- [WHAT YOU ARE ASKED TO DO]:
Please determine how many lines of the material include the word "возрастов", and respond with nothing but that number.

- [DATA EXCERPTS]:
§
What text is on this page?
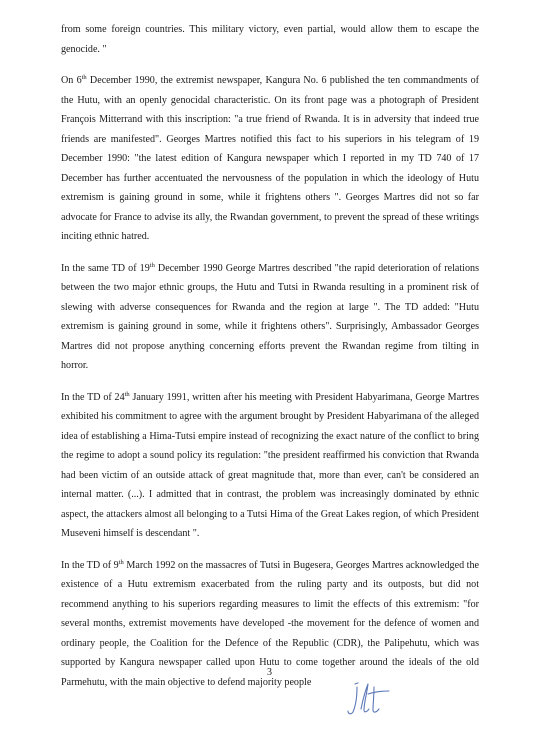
from some foreign countries. This military victory, even partial, would allow them to escape the genocide. "

On 6th December 1990, the extremist newspaper, Kangura No. 6 published the ten commandments of the Hutu, with an openly genocidal characteristic. On its front page was a photograph of President François Mitterrand with this inscription: "a true friend of Rwanda. It is in adversity that indeed true friends are manifested". Georges Martres notified this fact to his superiors in his telegram of 19 December 1990: "the latest edition of Kangura newspaper which I reported in my TD 740 of 17 December has further accentuated the nervousness of the population in which the ideology of Hutu extremism is gaining ground in some, while it frightens others ". Georges Martres did not so far advocate for France to advise its ally, the Rwandan government, to prevent the spread of these writings inciting ethnic hatred.

In the same TD of 19th December 1990 George Martres described "the rapid deterioration of relations between the two major ethnic groups, the Hutu and Tutsi in Rwanda resulting in a prominent risk of slewing with adverse consequences for Rwanda and the region at large ". The TD added: "Hutu extremism is gaining ground in some, while it frightens others". Surprisingly, Ambassador Georges Martres did not propose anything concerning efforts prevent the Rwandan regime from tilting in horror.

In the TD of 24th January 1991, written after his meeting with President Habyarimana, George Martres exhibited his commitment to agree with the argument brought by President Habyarimana of the alleged idea of establishing a Hima-Tutsi empire instead of recognizing the exact nature of the conflict to bring the regime to adopt a sound policy its regulation: "the president reaffirmed his conviction that Rwanda had been victim of an outside attack of great magnitude that, more than ever, can't be considered an internal matter. (...). I admitted that in contrast, the problem was increasingly dominated by ethnic aspect, the attackers almost all belonging to a Tutsi Hima of the Great Lakes region, of which President Museveni himself is descendant ".

In the TD of 9th March 1992 on the massacres of Tutsi in Bugesera, Georges Martres acknowledged the existence of a Hutu extremism exacerbated from the ruling party and its outposts, but did not recommend anything to his superiors regarding measures to limit the effects of this extremism: "for several months, extremist movements have developed -the movement for the defence of women and ordinary people, the Coalition for the Defence of the Republic (CDR), the Palipehutu, which was supported by Kangura newspaper called upon Hutu to come together around the ideals of the old Parmehutu, with the main objective to defend majority people

3
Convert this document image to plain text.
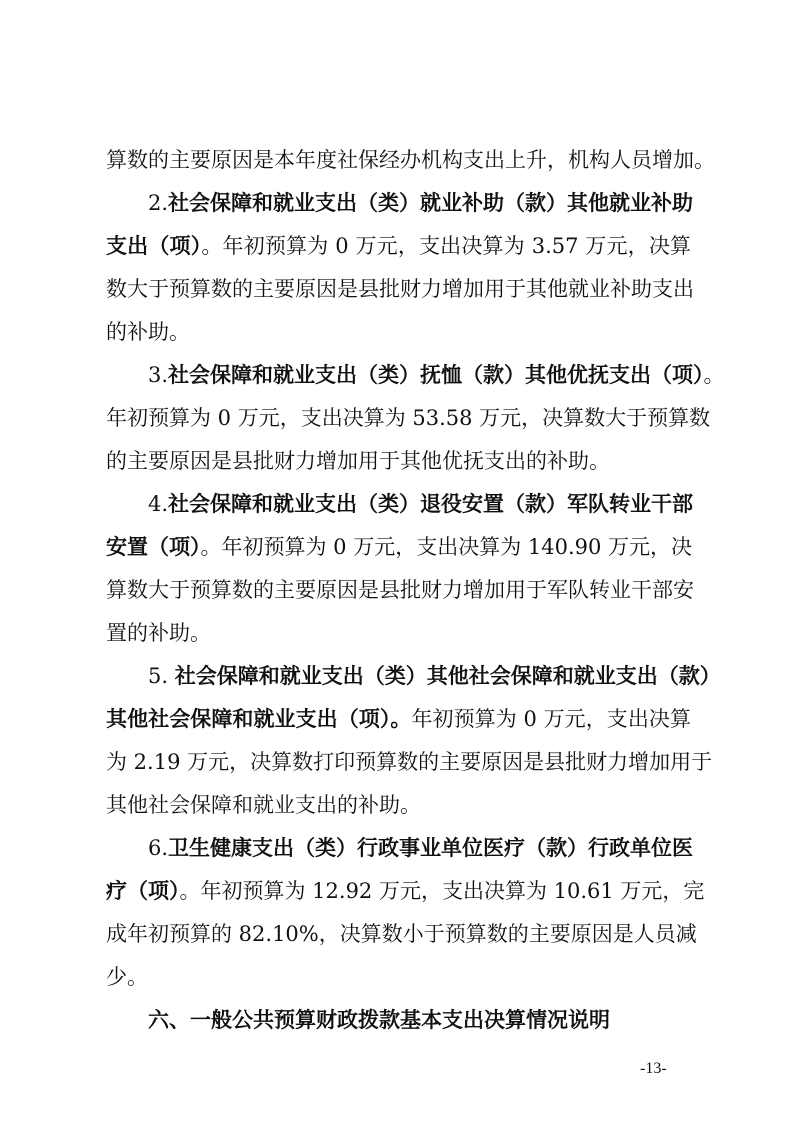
算数的主要原因是本年度社保经办机构支出上升，机构人员增加。
2.社会保障和就业支出（类）就业补助（款）其他就业补助
支出（项）。年初预算为 0 万元，支出决算为 3.57 万元，决算
数大于预算数的主要原因是县批财力增加用于其他就业补助支出
的补助。
3.社会保障和就业支出（类）抚恤（款）其他优抚支出（项）。
年初预算为 0 万元，支出决算为 53.58 万元，决算数大于预算数
的主要原因是县批财力增加用于其他优抚支出的补助。
4.社会保障和就业支出（类）退役安置（款）军队转业干部
安置（项）。年初预算为 0 万元，支出决算为 140.90 万元，决
算数大于预算数的主要原因是县批财力增加用于军队转业干部安
置的补助。
5. 社会保障和就业支出（类）其他社会保障和就业支出（款）
其他社会保障和就业支出（项）。年初预算为 0 万元，支出决算
为 2.19 万元，决算数打印预算数的主要原因是县批财力增加用于
其他社会保障和就业支出的补助。
6.卫生健康支出（类）行政事业单位医疗（款）行政单位医
疗（项）。年初预算为 12.92 万元，支出决算为 10.61 万元，完
成年初预算的 82.10%，决算数小于预算数的主要原因是人员减
少。
六、一般公共预算财政拨款基本支出决算情况说明
-13-
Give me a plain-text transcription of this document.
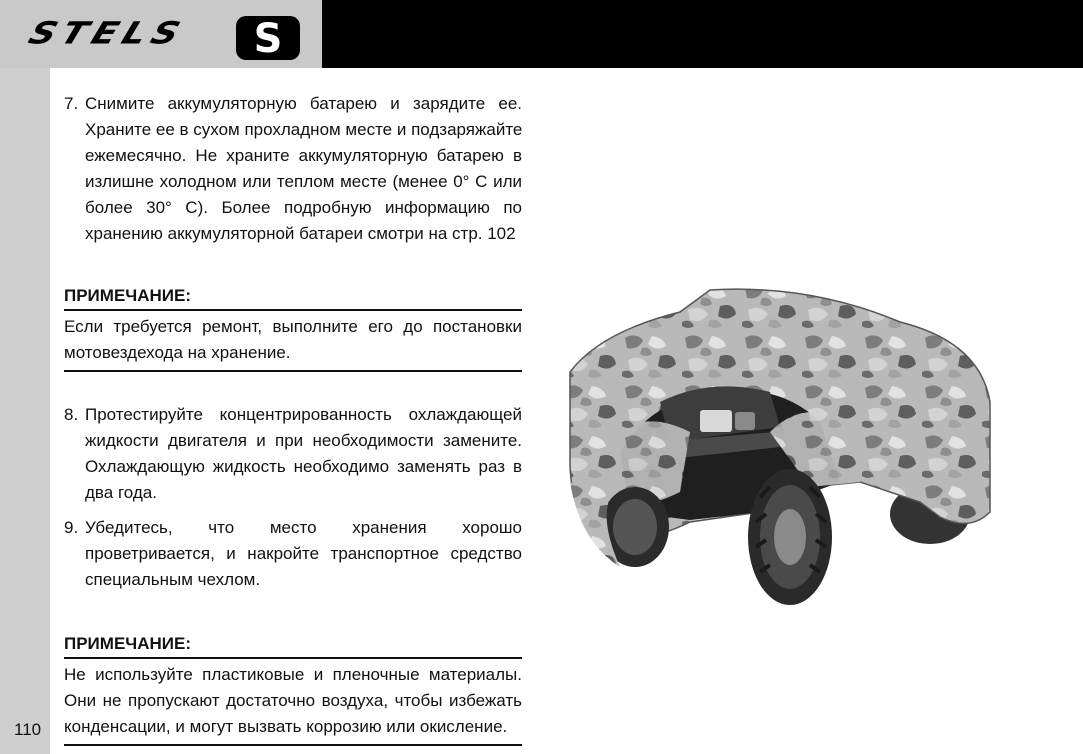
STELS	S
110
7. Снимите аккумуляторную батарею и зарядите ее.
Храните ее в сухом прохладном месте и подзаряжайте
ежемесячно. Не храните аккумуляторную батарею в
излишне холодном или теплом месте (менее 0° С или
более 30° С). Более подробную информацию по
хранению аккумуляторной батареи смотри на стр. 102
ПРИМЕЧАНИЕ:
Если требуется ремонт, выполните его до постановки
мотовездехода на хранение.
8. Протестируйте концентрированность охлаждающей
жидкости двигателя и при необходимости замените.
Охлаждающую жидкость необходимо заменять раз в
два года.
9. Убедитесь, что место хранения хорошо
проветривается, и накройте транспортное средство
специальным чехлом.
ПРИМЕЧАНИЕ:
Не используйте пластиковые и пленочные материалы.
Они не пропускают достаточно воздуха, чтобы избежать
конденсации, и могут вызвать коррозию или окисление.
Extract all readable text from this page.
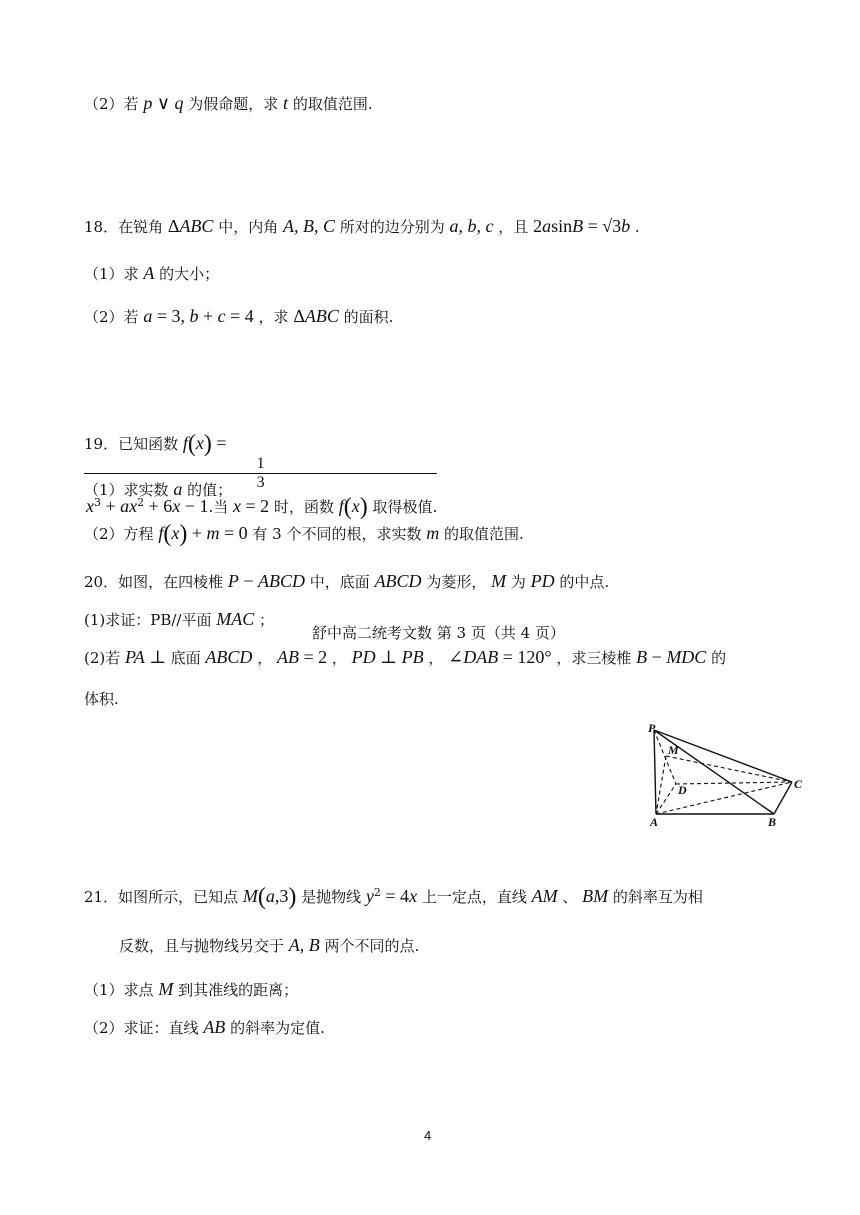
（2）若 p ∨ q 为假命题，求 t 的取值范围.
18．在锐角 ΔABC 中，内角 A, B, C 所对的边分别为 a, b, c ，且 2asinB = √3b .
（1）求 A 的大小；
（2）若 a = 3, b + c = 4 ，求 ΔABC 的面积.
19．已知函数 f(x) =
1
3
$x^3 + ax^2 + 6x - 1$.当 x = 2 时，函数 f(x) 取得极值.
（1）求实数 a 的值；
（2）方程 f(x) + m = 0 有 3 个不同的根，求实数 m 的取值范围.
20．如图，在四棱椎 P − ABCD 中，底面 ABCD 为菱形， M 为 PD 的中点.
(1)求证：PB//平面 MAC ；
舒中高二统考文数 第 3 页（共 4 页）
(2)若 PA ⊥ 底面 ABCD ， AB = 2 ， PD ⊥ PB ， ∠DAB = 120° ，求三棱椎 B − MDC 的
体积.
P
M
D	C
A	B
21．如图所示，已知点 M(a,3) 是抛物线 $y^2 = 4x$ 上一定点，直线 AM 、 BM 的斜率互为相
反数，且与抛物线另交于 A, B 两个不同的点.
（1）求点 M 到其准线的距离；
（2）求证：直线 AB 的斜率为定值.
4
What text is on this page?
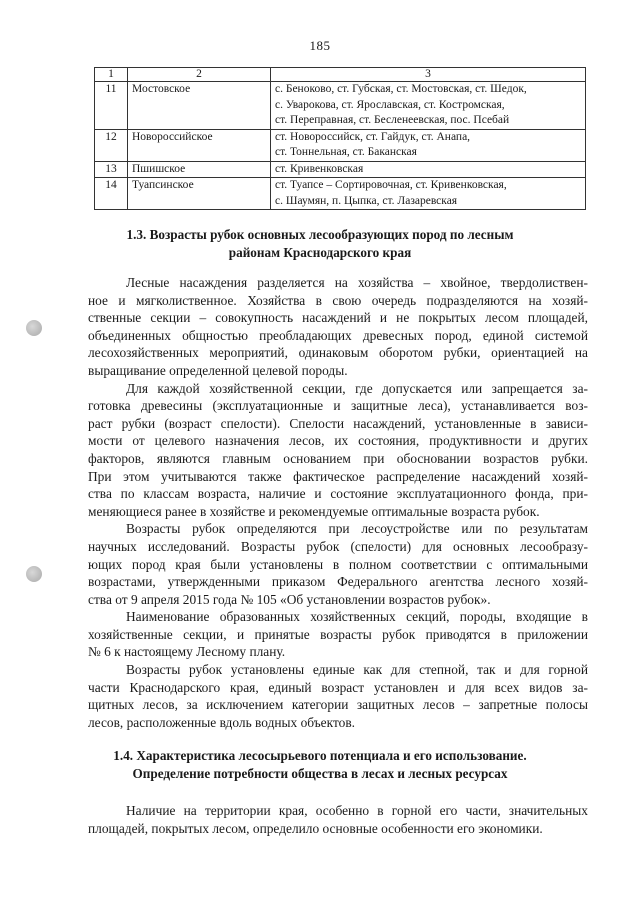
185
1	2	3
11	Мостовское	с. Беноково, ст. Губская, ст. Мостовская, ст. Шедок,
с. Уварокова, ст. Ярославская, ст. Костромская,
ст. Переправная, ст. Бесленеевская, пос. Псебай

12	Новороссийское	ст. Новороссийск, ст. Гайдук, ст. Анапа,
ст. Тоннельная, ст. Баканская

13	Пшишское	ст. Кривенковская

14	Туапсинское	ст. Туапсе – Сортировочная, ст. Кривенковская,
с. Шаумян, п. Цыпка, ст. Лазаревская
1.3. Возрасты рубок основных лесообразующих пород по лесным
районам Краснодарского края
Лесные насаждения разделяется на хозяйства – хвойное, твердолиствен-
ное и мягколиственное. Хозяйства в свою очередь подразделяются на хозяй-
ственные секции – совокупность насаждений и не покрытых лесом площадей,
объединенных общностью преобладающих древесных пород, единой системой
лесохозяйственных мероприятий, одинаковым оборотом рубки, ориентацией на
выращивание определенной целевой породы.
Для каждой хозяйственной секции, где допускается или запрещается за-
готовка древесины (эксплуатационные и защитные леса), устанавливается воз-
раст рубки (возраст спелости). Спелости насаждений, установленные в зависи-
мости от целевого назначения лесов, их состояния, продуктивности и других
факторов, являются главным основанием при обосновании возрастов рубки.
При этом учитываются также фактическое распределение насаждений хозяй-
ства по классам возраста, наличие и состояние эксплуатационного фонда, при-
меняющиеся ранее в хозяйстве и рекомендуемые оптимальные возраста рубок.
Возрасты рубок определяются при лесоустройстве или по результатам
научных исследований. Возрасты рубок (спелости) для основных лесообразу-
ющих пород края были установлены в полном соответствии с оптимальными
возрастами, утвержденными приказом Федерального агентства лесного хозяй-
ства от 9 апреля 2015 года № 105 «Об установлении возрастов рубок».
Наименование образованных хозяйственных секций, породы, входящие в
хозяйственные секции, и принятые возрасты рубок приводятся в приложении
№ 6 к настоящему Лесному плану.
Возрасты рубок установлены единые как для степной, так и для горной
части Краснодарского края, единый возраст установлен и для всех видов за-
щитных лесов, за исключением категории защитных лесов – запретные полосы
лесов, расположенные вдоль водных объектов.
1.4. Характеристика лесосырьевого потенциала и его использование.
Определение потребности общества в лесах и лесных ресурсах
Наличие на территории края, особенно в горной его части, значительных
площадей, покрытых лесом, определило основные особенности его экономики.
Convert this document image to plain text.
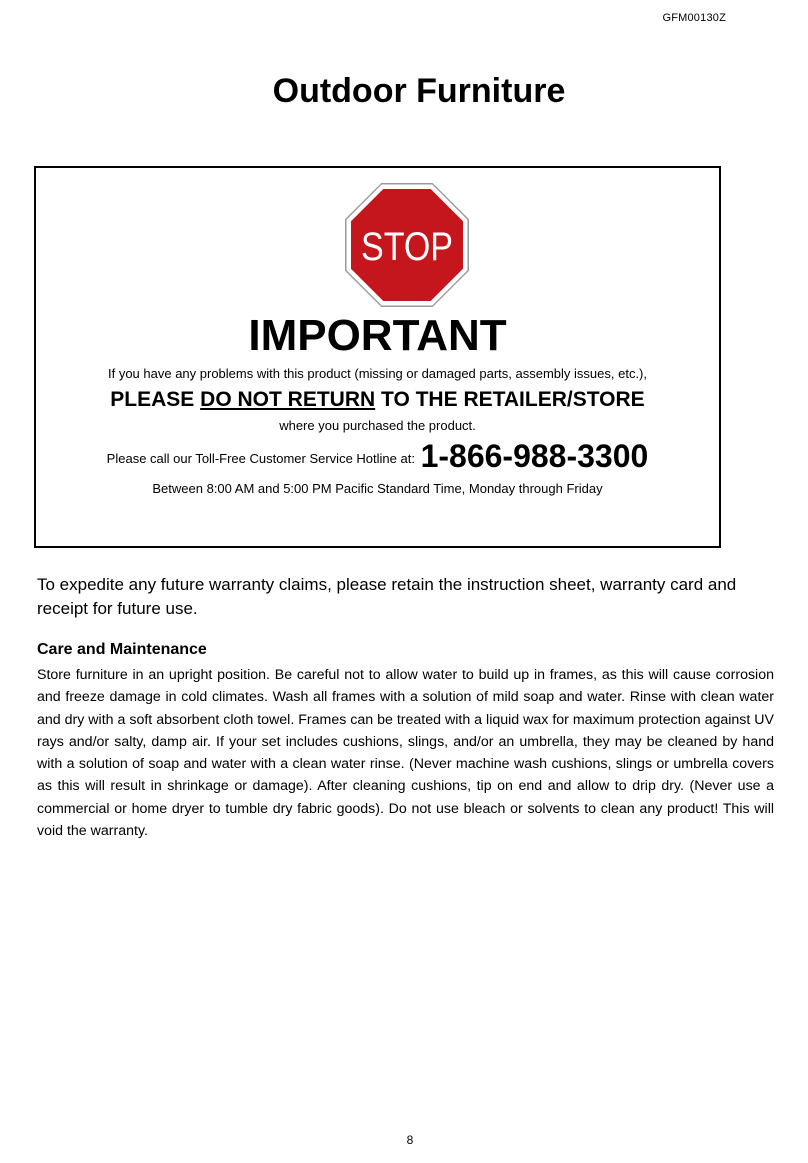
GFM00130Z
Outdoor Furniture
STOP
IMPORTANT
If you have any problems with this product (missing or damaged parts, assembly issues, etc.),
PLEASE DO NOT RETURN TO THE RETAILER/STORE
where you purchased the product.
Please call our Toll-Free Customer Service Hotline at: 1-866-988-3300
Between 8:00 AM and 5:00 PM Pacific Standard Time, Monday through Friday

To expedite any future warranty claims, please retain the instruction sheet, warranty card and receipt for future use.

Care and Maintenance

Store furniture in an upright position. Be careful not to allow water to build up in frames, as this will cause corrosion and freeze damage in cold climates. Wash all frames with a solution of mild soap and water. Rinse with clean water and dry with a soft absorbent cloth towel. Frames can be treated with a liquid wax for maximum protection against UV rays and/or salty, damp air. If your set includes cushions, slings, and/or an umbrella, they may be cleaned by hand with a solution of soap and water with a clean water rinse. (Never machine wash cushions, slings or umbrella covers as this will result in shrinkage or damage). After cleaning cushions, tip on end and allow to drip dry. (Never use a commercial or home dryer to tumble dry fabric goods). Do not use bleach or solvents to clean any product! This will void the warranty.

8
§
- [EXERCISE RESPONSE]:
2